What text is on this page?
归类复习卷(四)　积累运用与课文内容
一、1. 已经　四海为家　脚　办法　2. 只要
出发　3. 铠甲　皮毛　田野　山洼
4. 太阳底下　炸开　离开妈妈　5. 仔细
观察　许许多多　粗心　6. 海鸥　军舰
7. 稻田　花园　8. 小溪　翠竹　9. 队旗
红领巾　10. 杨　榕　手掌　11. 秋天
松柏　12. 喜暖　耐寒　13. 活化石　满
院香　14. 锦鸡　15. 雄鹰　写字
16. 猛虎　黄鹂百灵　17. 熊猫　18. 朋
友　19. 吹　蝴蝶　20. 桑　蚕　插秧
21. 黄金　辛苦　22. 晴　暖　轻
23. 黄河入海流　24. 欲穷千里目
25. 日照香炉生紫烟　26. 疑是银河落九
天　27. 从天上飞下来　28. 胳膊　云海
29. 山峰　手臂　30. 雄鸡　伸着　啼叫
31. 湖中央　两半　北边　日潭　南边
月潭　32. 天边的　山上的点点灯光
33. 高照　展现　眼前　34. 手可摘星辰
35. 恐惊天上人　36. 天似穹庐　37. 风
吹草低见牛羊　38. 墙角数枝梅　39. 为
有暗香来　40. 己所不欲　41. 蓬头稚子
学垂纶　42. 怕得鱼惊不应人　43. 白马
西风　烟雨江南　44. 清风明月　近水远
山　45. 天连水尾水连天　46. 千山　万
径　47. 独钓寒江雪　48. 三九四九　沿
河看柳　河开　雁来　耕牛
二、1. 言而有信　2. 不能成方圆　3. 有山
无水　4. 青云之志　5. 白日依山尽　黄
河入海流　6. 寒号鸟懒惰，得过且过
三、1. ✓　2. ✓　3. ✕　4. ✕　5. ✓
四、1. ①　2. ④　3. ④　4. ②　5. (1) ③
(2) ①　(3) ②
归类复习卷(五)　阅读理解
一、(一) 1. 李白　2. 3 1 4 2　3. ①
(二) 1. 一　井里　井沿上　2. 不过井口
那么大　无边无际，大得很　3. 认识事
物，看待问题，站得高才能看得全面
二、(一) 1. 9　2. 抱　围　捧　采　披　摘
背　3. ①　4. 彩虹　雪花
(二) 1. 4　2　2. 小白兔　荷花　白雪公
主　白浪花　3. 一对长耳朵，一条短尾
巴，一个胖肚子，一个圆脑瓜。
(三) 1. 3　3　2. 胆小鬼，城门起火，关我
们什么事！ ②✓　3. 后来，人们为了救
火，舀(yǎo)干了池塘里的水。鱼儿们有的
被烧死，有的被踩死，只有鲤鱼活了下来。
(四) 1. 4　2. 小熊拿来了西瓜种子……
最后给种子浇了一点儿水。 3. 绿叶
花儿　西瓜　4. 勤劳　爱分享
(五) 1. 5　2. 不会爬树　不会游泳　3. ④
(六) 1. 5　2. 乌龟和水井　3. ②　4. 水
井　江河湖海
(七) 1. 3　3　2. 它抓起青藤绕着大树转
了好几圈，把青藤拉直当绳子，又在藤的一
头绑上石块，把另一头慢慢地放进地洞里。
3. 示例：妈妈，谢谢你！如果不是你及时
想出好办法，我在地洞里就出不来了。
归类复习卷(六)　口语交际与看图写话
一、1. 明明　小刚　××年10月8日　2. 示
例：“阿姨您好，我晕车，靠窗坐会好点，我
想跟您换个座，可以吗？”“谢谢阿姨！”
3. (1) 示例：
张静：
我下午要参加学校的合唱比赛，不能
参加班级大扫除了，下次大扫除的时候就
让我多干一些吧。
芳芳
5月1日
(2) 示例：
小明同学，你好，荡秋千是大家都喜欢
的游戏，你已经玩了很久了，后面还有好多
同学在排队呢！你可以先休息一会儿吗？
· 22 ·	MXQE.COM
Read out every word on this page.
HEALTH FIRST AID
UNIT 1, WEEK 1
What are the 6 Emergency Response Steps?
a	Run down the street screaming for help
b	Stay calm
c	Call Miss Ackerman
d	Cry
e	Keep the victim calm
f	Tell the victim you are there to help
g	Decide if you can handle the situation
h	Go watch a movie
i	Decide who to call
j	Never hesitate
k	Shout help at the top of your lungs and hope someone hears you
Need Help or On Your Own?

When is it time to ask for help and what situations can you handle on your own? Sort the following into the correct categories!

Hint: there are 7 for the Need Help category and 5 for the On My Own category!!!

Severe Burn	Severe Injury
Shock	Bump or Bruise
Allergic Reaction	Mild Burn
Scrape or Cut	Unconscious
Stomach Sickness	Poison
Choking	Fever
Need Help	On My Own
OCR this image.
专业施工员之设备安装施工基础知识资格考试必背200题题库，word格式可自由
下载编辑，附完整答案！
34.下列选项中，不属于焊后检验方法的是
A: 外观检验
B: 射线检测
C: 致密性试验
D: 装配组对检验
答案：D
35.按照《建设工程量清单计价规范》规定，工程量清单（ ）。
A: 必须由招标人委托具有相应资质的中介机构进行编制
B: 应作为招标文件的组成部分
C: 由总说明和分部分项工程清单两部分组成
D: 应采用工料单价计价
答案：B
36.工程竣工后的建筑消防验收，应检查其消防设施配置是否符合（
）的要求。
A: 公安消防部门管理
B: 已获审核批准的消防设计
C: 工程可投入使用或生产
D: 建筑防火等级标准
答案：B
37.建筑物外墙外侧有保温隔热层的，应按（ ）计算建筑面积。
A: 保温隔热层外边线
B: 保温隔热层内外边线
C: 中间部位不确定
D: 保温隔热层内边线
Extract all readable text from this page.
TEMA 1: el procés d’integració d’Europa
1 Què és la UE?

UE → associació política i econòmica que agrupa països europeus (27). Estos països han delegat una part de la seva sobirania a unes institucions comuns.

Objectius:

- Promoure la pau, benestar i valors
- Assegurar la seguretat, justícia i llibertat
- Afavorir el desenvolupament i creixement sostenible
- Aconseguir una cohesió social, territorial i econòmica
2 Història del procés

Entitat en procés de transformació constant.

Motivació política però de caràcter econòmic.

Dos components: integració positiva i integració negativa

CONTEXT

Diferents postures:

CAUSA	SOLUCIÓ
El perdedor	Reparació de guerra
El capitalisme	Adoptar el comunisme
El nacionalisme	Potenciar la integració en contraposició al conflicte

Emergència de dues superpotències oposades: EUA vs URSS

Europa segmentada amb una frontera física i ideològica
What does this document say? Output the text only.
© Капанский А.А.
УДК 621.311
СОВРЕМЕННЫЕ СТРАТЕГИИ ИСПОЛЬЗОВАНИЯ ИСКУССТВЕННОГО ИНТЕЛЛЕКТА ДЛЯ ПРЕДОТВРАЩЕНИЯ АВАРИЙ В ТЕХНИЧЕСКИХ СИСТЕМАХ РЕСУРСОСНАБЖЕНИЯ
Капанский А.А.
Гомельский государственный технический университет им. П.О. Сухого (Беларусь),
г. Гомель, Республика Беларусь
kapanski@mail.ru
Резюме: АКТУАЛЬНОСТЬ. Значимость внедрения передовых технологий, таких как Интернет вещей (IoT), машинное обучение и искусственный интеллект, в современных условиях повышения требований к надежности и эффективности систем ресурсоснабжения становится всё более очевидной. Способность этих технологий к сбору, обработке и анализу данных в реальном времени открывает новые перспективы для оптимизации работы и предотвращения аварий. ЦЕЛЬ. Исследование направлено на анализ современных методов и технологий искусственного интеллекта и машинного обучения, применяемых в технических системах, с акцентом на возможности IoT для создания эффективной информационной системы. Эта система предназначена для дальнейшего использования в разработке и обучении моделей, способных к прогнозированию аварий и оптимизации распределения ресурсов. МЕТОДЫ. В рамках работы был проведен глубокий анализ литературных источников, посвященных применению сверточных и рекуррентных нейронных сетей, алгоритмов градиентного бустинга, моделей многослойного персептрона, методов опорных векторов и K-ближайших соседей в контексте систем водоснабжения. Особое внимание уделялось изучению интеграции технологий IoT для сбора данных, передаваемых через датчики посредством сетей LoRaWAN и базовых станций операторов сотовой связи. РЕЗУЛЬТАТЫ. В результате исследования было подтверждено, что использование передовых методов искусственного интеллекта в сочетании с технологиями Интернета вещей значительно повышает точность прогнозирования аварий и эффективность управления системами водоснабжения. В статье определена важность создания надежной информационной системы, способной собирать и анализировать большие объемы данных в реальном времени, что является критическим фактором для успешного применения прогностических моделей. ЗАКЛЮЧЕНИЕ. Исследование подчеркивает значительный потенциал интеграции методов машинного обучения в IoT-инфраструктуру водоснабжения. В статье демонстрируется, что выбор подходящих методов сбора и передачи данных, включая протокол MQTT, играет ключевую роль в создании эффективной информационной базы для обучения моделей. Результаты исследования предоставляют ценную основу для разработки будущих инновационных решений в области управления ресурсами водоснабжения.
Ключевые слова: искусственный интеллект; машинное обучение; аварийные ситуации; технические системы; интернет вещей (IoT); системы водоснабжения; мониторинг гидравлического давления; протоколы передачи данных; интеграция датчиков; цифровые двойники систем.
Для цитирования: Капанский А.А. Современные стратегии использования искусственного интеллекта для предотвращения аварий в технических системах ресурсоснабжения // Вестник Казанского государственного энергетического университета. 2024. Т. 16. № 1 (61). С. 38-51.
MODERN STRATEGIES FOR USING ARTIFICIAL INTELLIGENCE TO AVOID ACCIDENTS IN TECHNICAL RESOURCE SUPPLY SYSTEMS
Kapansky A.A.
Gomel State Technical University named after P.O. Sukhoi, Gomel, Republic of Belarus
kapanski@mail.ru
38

===============

Which lines contain the word "política"? Copy each one.

UE → associació política i econòmica que agrupa països europeus (27). Estos països han delegat una part de la seva sobirania a unes institucions comuns.
Motivació política però de caràcter econòmic.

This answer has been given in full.